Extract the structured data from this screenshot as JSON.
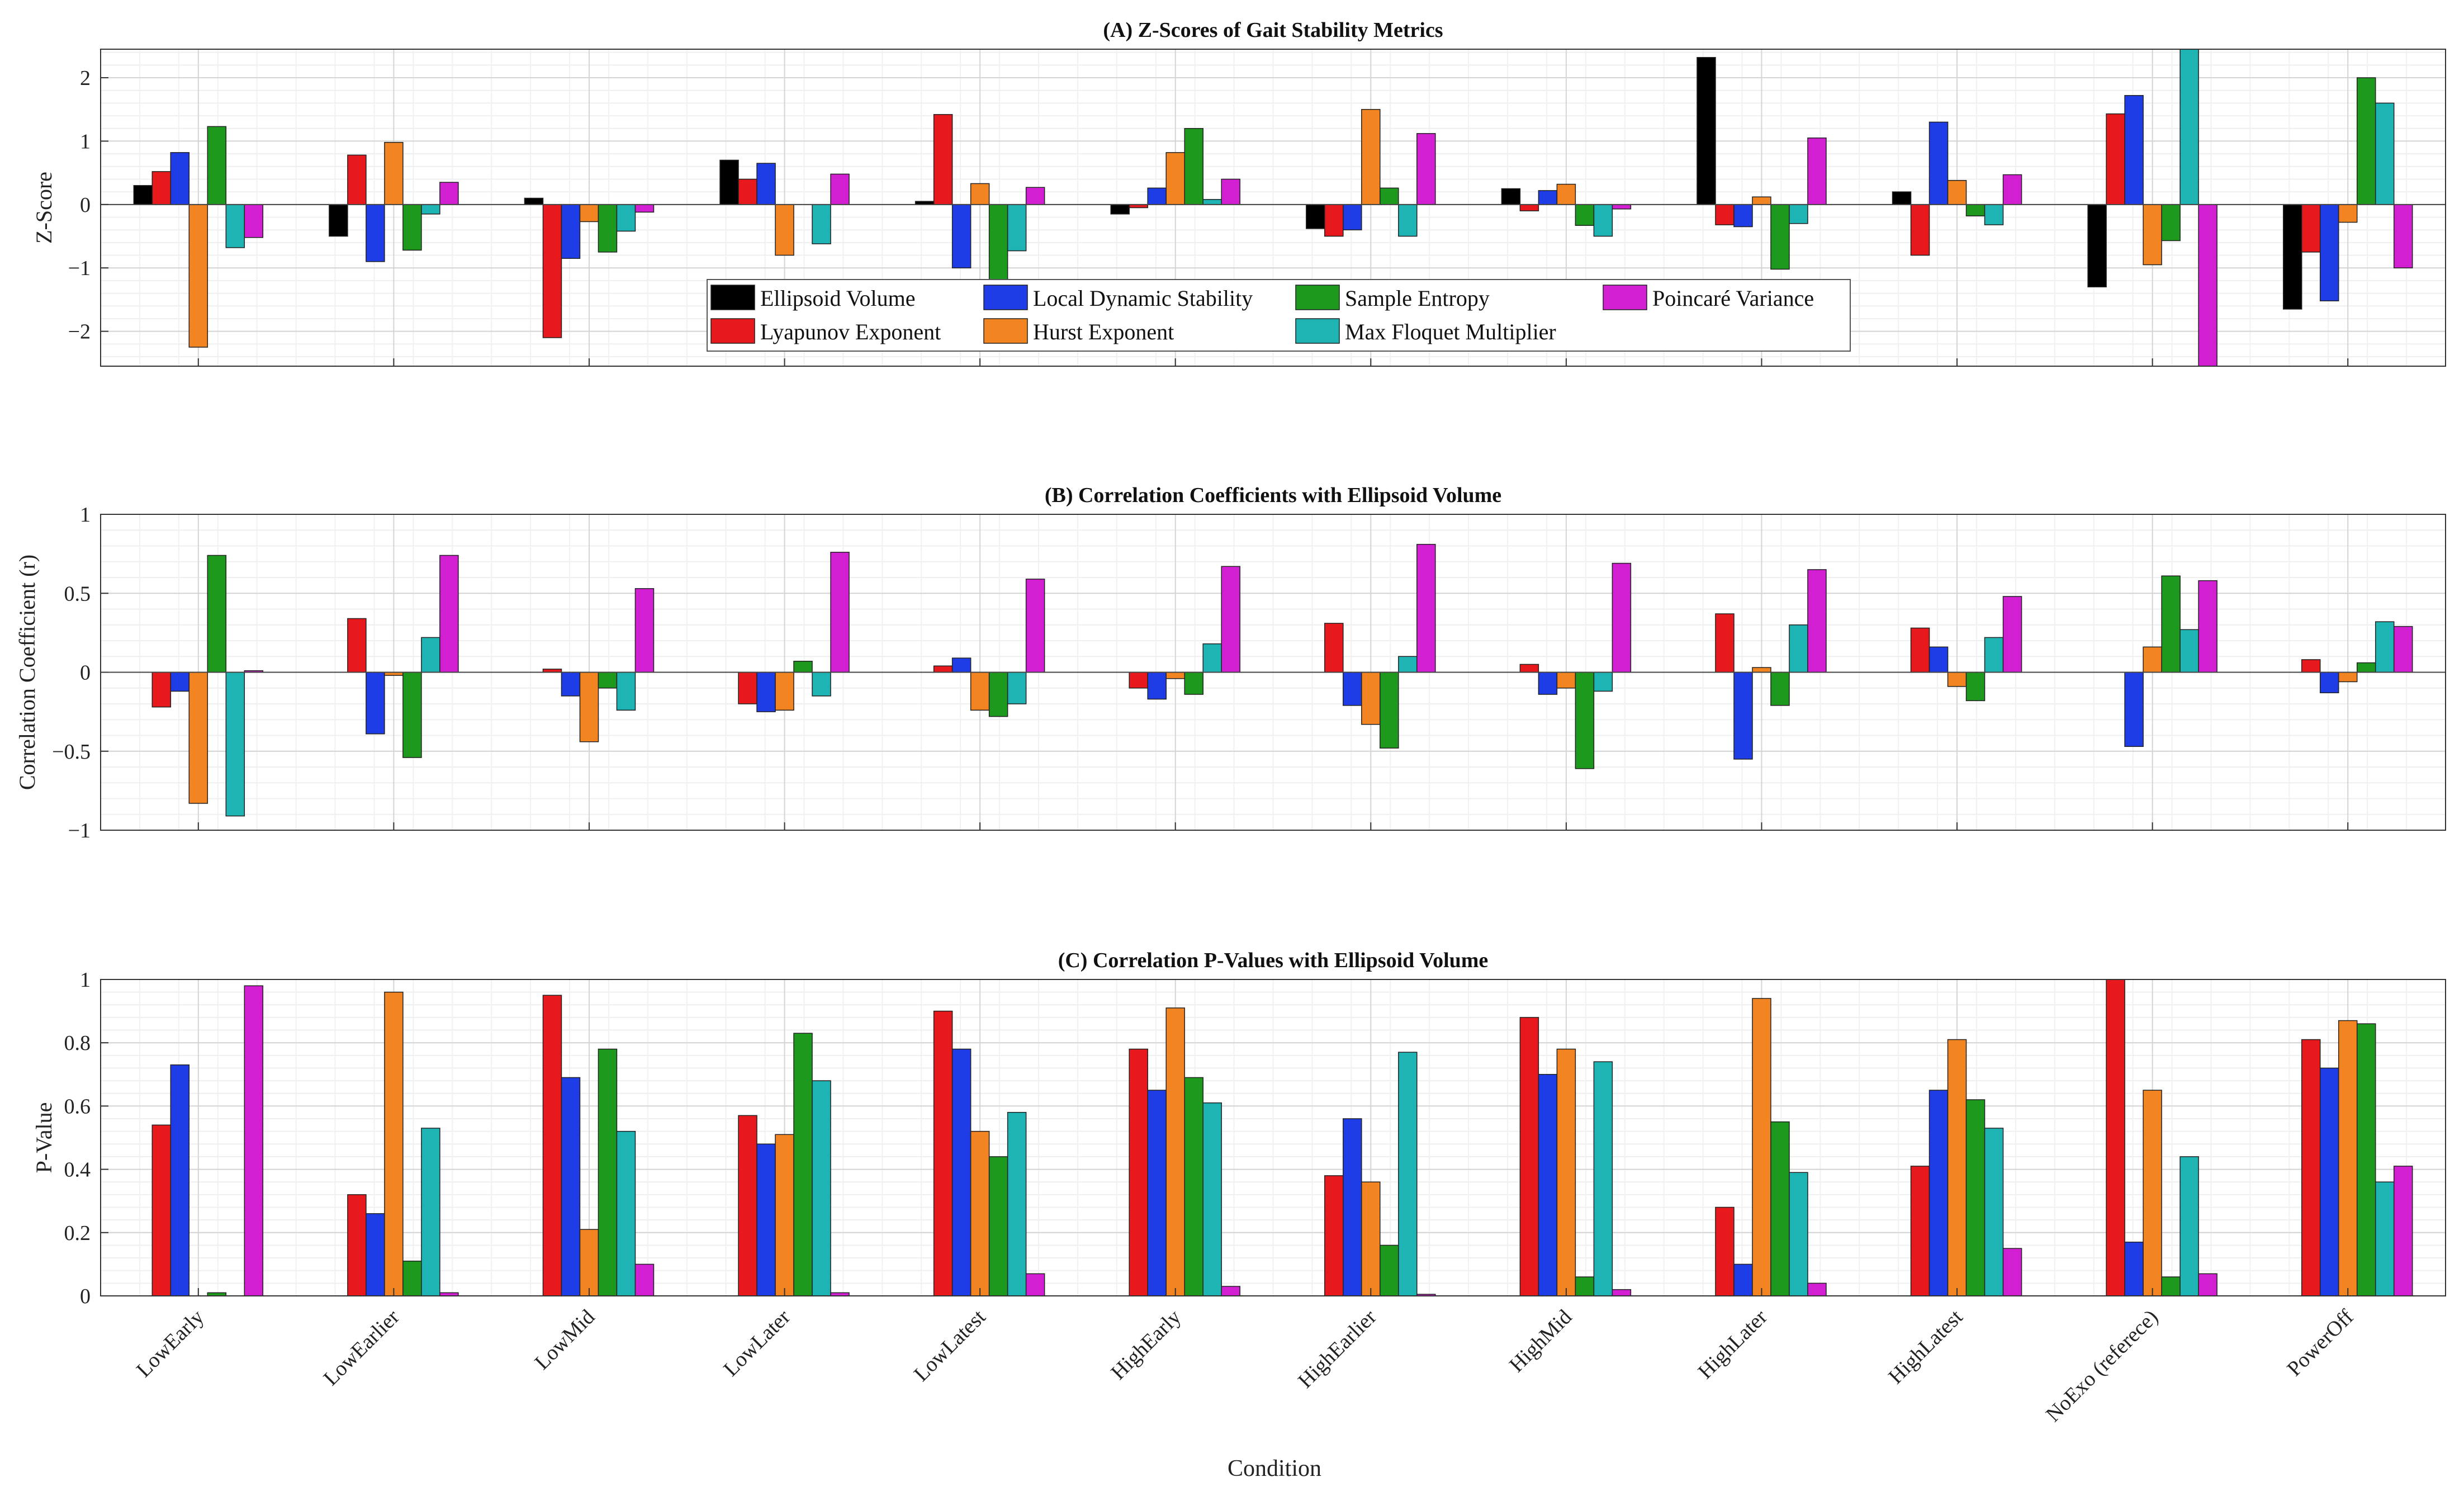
{
  "chart_data": {
    "type": "bar",
    "categories": [
      "LowEarly",
      "LowEarlier",
      "LowMid",
      "LowLater",
      "LowLatest",
      "HighEarly",
      "HighEarlier",
      "HighMid",
      "HighLater",
      "HighLatest",
      "NoExo (referece)",
      "PowerOff"
    ],
    "xlabel": "Condition",
    "colors": [
      "#000000",
      "#e8191c",
      "#1f3de6",
      "#f28522",
      "#1d9a1d",
      "#1fb4b4",
      "#d21fd2"
    ],
    "panels": [
      {
        "title": "(A) Z-Scores of Gait Stability Metrics",
        "ylabel": "Z-Score",
        "ylim": [
          -2.55,
          2.45
        ],
        "yticks": [
          -2,
          -1,
          0,
          1,
          2
        ],
        "ytick_labels": [
          "−2",
          "−1",
          "0",
          "1",
          "2"
        ],
        "series": [
          {
            "name": "Ellipsoid Volume",
            "values": [
              0.3,
              -0.5,
              0.1,
              0.7,
              0.05,
              -0.15,
              -0.38,
              0.25,
              2.32,
              0.2,
              -1.3,
              -1.65
            ]
          },
          {
            "name": "Lyapunov Exponent",
            "values": [
              0.52,
              0.78,
              -2.1,
              0.4,
              1.42,
              -0.05,
              -0.5,
              -0.1,
              -0.32,
              -0.8,
              1.43,
              -0.75
            ]
          },
          {
            "name": "Local Dynamic Stability",
            "values": [
              0.82,
              -0.9,
              -0.85,
              0.65,
              -1.0,
              0.26,
              -0.4,
              0.22,
              -0.35,
              1.3,
              1.72,
              -1.52
            ]
          },
          {
            "name": "Hurst Exponent",
            "values": [
              -2.25,
              0.98,
              -0.27,
              -0.8,
              0.33,
              0.82,
              1.5,
              0.32,
              0.12,
              0.38,
              -0.95,
              -0.28
            ]
          },
          {
            "name": "Sample Entropy",
            "values": [
              1.23,
              -0.72,
              -0.75,
              0.0,
              -1.2,
              1.2,
              0.26,
              -0.33,
              -1.02,
              -0.18,
              -0.57,
              2.0
            ]
          },
          {
            "name": "Max Floquet Multiplier",
            "values": [
              -0.68,
              -0.15,
              -0.42,
              -0.62,
              -0.73,
              0.08,
              -0.5,
              -0.5,
              -0.3,
              -0.32,
              2.45,
              1.6
            ]
          },
          {
            "name": "Poincaré Variance",
            "values": [
              -0.52,
              0.35,
              -0.12,
              0.48,
              0.27,
              0.4,
              1.12,
              -0.07,
              1.05,
              0.47,
              -2.6,
              -1.0
            ]
          }
        ],
        "legend": {
          "position": "lower-center",
          "entries": [
            "Ellipsoid Volume",
            "Lyapunov Exponent",
            "Local Dynamic Stability",
            "Hurst Exponent",
            "Sample Entropy",
            "Max Floquet Multiplier",
            "Poincaré Variance"
          ]
        }
      },
      {
        "title": "(B) Correlation Coefficients with Ellipsoid Volume",
        "ylabel": "Correlation Coefficient (r)",
        "ylim": [
          -1,
          1
        ],
        "yticks": [
          -1,
          -0.5,
          0,
          0.5,
          1
        ],
        "ytick_labels": [
          "−1",
          "−0.5",
          "0",
          "0.5",
          "1"
        ],
        "series": [
          {
            "name": "Ellipsoid Volume",
            "values": [
              0,
              0,
              0,
              0,
              0,
              0,
              0,
              0,
              0,
              0,
              0,
              0
            ]
          },
          {
            "name": "Lyapunov Exponent",
            "values": [
              -0.22,
              0.34,
              0.02,
              -0.2,
              0.04,
              -0.1,
              0.31,
              0.05,
              0.37,
              0.28,
              0.0,
              0.08
            ]
          },
          {
            "name": "Local Dynamic Stability",
            "values": [
              -0.12,
              -0.39,
              -0.15,
              -0.25,
              0.09,
              -0.17,
              -0.21,
              -0.14,
              -0.55,
              0.16,
              -0.47,
              -0.13
            ]
          },
          {
            "name": "Hurst Exponent",
            "values": [
              -0.83,
              -0.02,
              -0.44,
              -0.24,
              -0.24,
              -0.04,
              -0.33,
              -0.1,
              0.03,
              -0.09,
              0.16,
              -0.06
            ]
          },
          {
            "name": "Sample Entropy",
            "values": [
              0.74,
              -0.54,
              -0.1,
              0.07,
              -0.28,
              -0.14,
              -0.48,
              -0.61,
              -0.21,
              -0.18,
              0.61,
              0.06
            ]
          },
          {
            "name": "Max Floquet Multiplier",
            "values": [
              -0.91,
              0.22,
              -0.24,
              -0.15,
              -0.2,
              0.18,
              0.1,
              -0.12,
              0.3,
              0.22,
              0.27,
              0.32
            ]
          },
          {
            "name": "Poincaré Variance",
            "values": [
              0.01,
              0.74,
              0.53,
              0.76,
              0.59,
              0.67,
              0.81,
              0.69,
              0.65,
              0.48,
              0.58,
              0.29
            ]
          }
        ]
      },
      {
        "title": "(C) Correlation P-Values with Ellipsoid Volume",
        "ylabel": "P-Value",
        "ylim": [
          0,
          1
        ],
        "yticks": [
          0,
          0.2,
          0.4,
          0.6,
          0.8,
          1
        ],
        "ytick_labels": [
          "0",
          "0.2",
          "0.4",
          "0.6",
          "0.8",
          "1"
        ],
        "series": [
          {
            "name": "Ellipsoid Volume",
            "values": [
              0,
              0,
              0,
              0,
              0,
              0,
              0,
              0,
              0,
              0,
              0,
              0
            ]
          },
          {
            "name": "Lyapunov Exponent",
            "values": [
              0.54,
              0.32,
              0.95,
              0.57,
              0.9,
              0.78,
              0.38,
              0.88,
              0.28,
              0.41,
              1.0,
              0.81
            ]
          },
          {
            "name": "Local Dynamic Stability",
            "values": [
              0.73,
              0.26,
              0.69,
              0.48,
              0.78,
              0.65,
              0.56,
              0.7,
              0.1,
              0.65,
              0.17,
              0.72
            ]
          },
          {
            "name": "Hurst Exponent",
            "values": [
              0.0,
              0.96,
              0.21,
              0.51,
              0.52,
              0.91,
              0.36,
              0.78,
              0.94,
              0.81,
              0.65,
              0.87
            ]
          },
          {
            "name": "Sample Entropy",
            "values": [
              0.01,
              0.11,
              0.78,
              0.83,
              0.44,
              0.69,
              0.16,
              0.06,
              0.55,
              0.62,
              0.06,
              0.86
            ]
          },
          {
            "name": "Max Floquet Multiplier",
            "values": [
              0.0,
              0.53,
              0.52,
              0.68,
              0.58,
              0.61,
              0.77,
              0.74,
              0.39,
              0.53,
              0.44,
              0.36
            ]
          },
          {
            "name": "Poincaré Variance",
            "values": [
              0.98,
              0.01,
              0.1,
              0.01,
              0.07,
              0.03,
              0.005,
              0.02,
              0.04,
              0.15,
              0.07,
              0.41
            ]
          }
        ]
      }
    ]
  }
}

◆ Aim of the task: From start to finish, output the listing exactly, but omit its pictures.

◆ Answer for the task:
Extract the structured data from this screenshot as JSON.
{
  "chart_data": {
    "type": "bar",
    "categories": [
      "LowEarly",
      "LowEarlier",
      "LowMid",
      "LowLater",
      "LowLatest",
      "HighEarly",
      "HighEarlier",
      "HighMid",
      "HighLater",
      "HighLatest",
      "NoExo (referece)",
      "PowerOff"
    ],
    "xlabel": "Condition",
    "colors": [
      "#000000",
      "#e8191c",
      "#1f3de6",
      "#f28522",
      "#1d9a1d",
      "#1fb4b4",
      "#d21fd2"
    ],
    "panels": [
      {
        "title": "(A) Z-Scores of Gait Stability Metrics",
        "ylabel": "Z-Score",
        "ylim": [
          -2.55,
          2.45
        ],
        "yticks": [
          -2,
          -1,
          0,
          1,
          2
        ],
        "ytick_labels": [
          "−2",
          "−1",
          "0",
          "1",
          "2"
        ],
        "series": [
          {
            "name": "Ellipsoid Volume",
            "values": [
              0.3,
              -0.5,
              0.1,
              0.7,
              0.05,
              -0.15,
              -0.38,
              0.25,
              2.32,
              0.2,
              -1.3,
              -1.65
            ]
          },
          {
            "name": "Lyapunov Exponent",
            "values": [
              0.52,
              0.78,
              -2.1,
              0.4,
              1.42,
              -0.05,
              -0.5,
              -0.1,
              -0.32,
              -0.8,
              1.43,
              -0.75
            ]
          },
          {
            "name": "Local Dynamic Stability",
            "values": [
              0.82,
              -0.9,
              -0.85,
              0.65,
              -1.0,
              0.26,
              -0.4,
              0.22,
              -0.35,
              1.3,
              1.72,
              -1.52
            ]
          },
          {
            "name": "Hurst Exponent",
            "values": [
              -2.25,
              0.98,
              -0.27,
              -0.8,
              0.33,
              0.82,
              1.5,
              0.32,
              0.12,
              0.38,
              -0.95,
              -0.28
            ]
          },
          {
            "name": "Sample Entropy",
            "values": [
              1.23,
              -0.72,
              -0.75,
              0.0,
              -1.2,
              1.2,
              0.26,
              -0.33,
              -1.02,
              -0.18,
              -0.57,
              2.0
            ]
          },
          {
            "name": "Max Floquet Multiplier",
            "values": [
              -0.68,
              -0.15,
              -0.42,
              -0.62,
              -0.73,
              0.08,
              -0.5,
              -0.5,
              -0.3,
              -0.32,
              2.45,
              1.6
            ]
          },
          {
            "name": "Poincaré Variance",
            "values": [
              -0.52,
              0.35,
              -0.12,
              0.48,
              0.27,
              0.4,
              1.12,
              -0.07,
              1.05,
              0.47,
              -2.6,
              -1.0
            ]
          }
        ],
        "legend": {
          "position": "lower-center",
          "entries": [
            "Ellipsoid Volume",
            "Lyapunov Exponent",
            "Local Dynamic Stability",
            "Hurst Exponent",
            "Sample Entropy",
            "Max Floquet Multiplier",
            "Poincaré Variance"
          ]
        }
      },
      {
        "title": "(B) Correlation Coefficients with Ellipsoid Volume",
        "ylabel": "Correlation Coefficient (r)",
        "ylim": [
          -1,
          1
        ],
        "yticks": [
          -1,
          -0.5,
          0,
          0.5,
          1
        ],
        "ytick_labels": [
          "−1",
          "−0.5",
          "0",
          "0.5",
          "1"
        ],
        "series": [
          {
            "name": "Ellipsoid Volume",
            "values": [
              0,
              0,
              0,
              0,
              0,
              0,
              0,
              0,
              0,
              0,
              0,
              0
            ]
          },
          {
            "name": "Lyapunov Exponent",
            "values": [
              -0.22,
              0.34,
              0.02,
              -0.2,
              0.04,
              -0.1,
              0.31,
              0.05,
              0.37,
              0.28,
              0.0,
              0.08
            ]
          },
          {
            "name": "Local Dynamic Stability",
            "values": [
              -0.12,
              -0.39,
              -0.15,
              -0.25,
              0.09,
              -0.17,
              -0.21,
              -0.14,
              -0.55,
              0.16,
              -0.47,
              -0.13
            ]
          },
          {
            "name": "Hurst Exponent",
            "values": [
              -0.83,
              -0.02,
              -0.44,
              -0.24,
              -0.24,
              -0.04,
              -0.33,
              -0.1,
              0.03,
              -0.09,
              0.16,
              -0.06
            ]
          },
          {
            "name": "Sample Entropy",
            "values": [
              0.74,
              -0.54,
              -0.1,
              0.07,
              -0.28,
              -0.14,
              -0.48,
              -0.61,
              -0.21,
              -0.18,
              0.61,
              0.06
            ]
          },
          {
            "name": "Max Floquet Multiplier",
            "values": [
              -0.91,
              0.22,
              -0.24,
              -0.15,
              -0.2,
              0.18,
              0.1,
              -0.12,
              0.3,
              0.22,
              0.27,
              0.32
            ]
          },
          {
            "name": "Poincaré Variance",
            "values": [
              0.01,
              0.74,
              0.53,
              0.76,
              0.59,
              0.67,
              0.81,
              0.69,
              0.65,
              0.48,
              0.58,
              0.29
            ]
          }
        ]
      },
      {
        "title": "(C) Correlation P-Values with Ellipsoid Volume",
        "ylabel": "P-Value",
        "ylim": [
          0,
          1
        ],
        "yticks": [
          0,
          0.2,
          0.4,
          0.6,
          0.8,
          1
        ],
        "ytick_labels": [
          "0",
          "0.2",
          "0.4",
          "0.6",
          "0.8",
          "1"
        ],
        "series": [
          {
            "name": "Ellipsoid Volume",
            "values": [
              0,
              0,
              0,
              0,
              0,
              0,
              0,
              0,
              0,
              0,
              0,
              0
            ]
          },
          {
            "name": "Lyapunov Exponent",
            "values": [
              0.54,
              0.32,
              0.95,
              0.57,
              0.9,
              0.78,
              0.38,
              0.88,
              0.28,
              0.41,
              1.0,
              0.81
            ]
          },
          {
            "name": "Local Dynamic Stability",
            "values": [
              0.73,
              0.26,
              0.69,
              0.48,
              0.78,
              0.65,
              0.56,
              0.7,
              0.1,
              0.65,
              0.17,
              0.72
            ]
          },
          {
            "name": "Hurst Exponent",
            "values": [
              0.0,
              0.96,
              0.21,
              0.51,
              0.52,
              0.91,
              0.36,
              0.78,
              0.94,
              0.81,
              0.65,
              0.87
            ]
          },
          {
            "name": "Sample Entropy",
            "values": [
              0.01,
              0.11,
              0.78,
              0.83,
              0.44,
              0.69,
              0.16,
              0.06,
              0.55,
              0.62,
              0.06,
              0.86
            ]
          },
          {
            "name": "Max Floquet Multiplier",
            "values": [
              0.0,
              0.53,
              0.52,
              0.68,
              0.58,
              0.61,
              0.77,
              0.74,
              0.39,
              0.53,
              0.44,
              0.36
            ]
          },
          {
            "name": "Poincaré Variance",
            "values": [
              0.98,
              0.01,
              0.1,
              0.01,
              0.07,
              0.03,
              0.005,
              0.02,
              0.04,
              0.15,
              0.07,
              0.41
            ]
          }
        ]
      }
    ]
  }
}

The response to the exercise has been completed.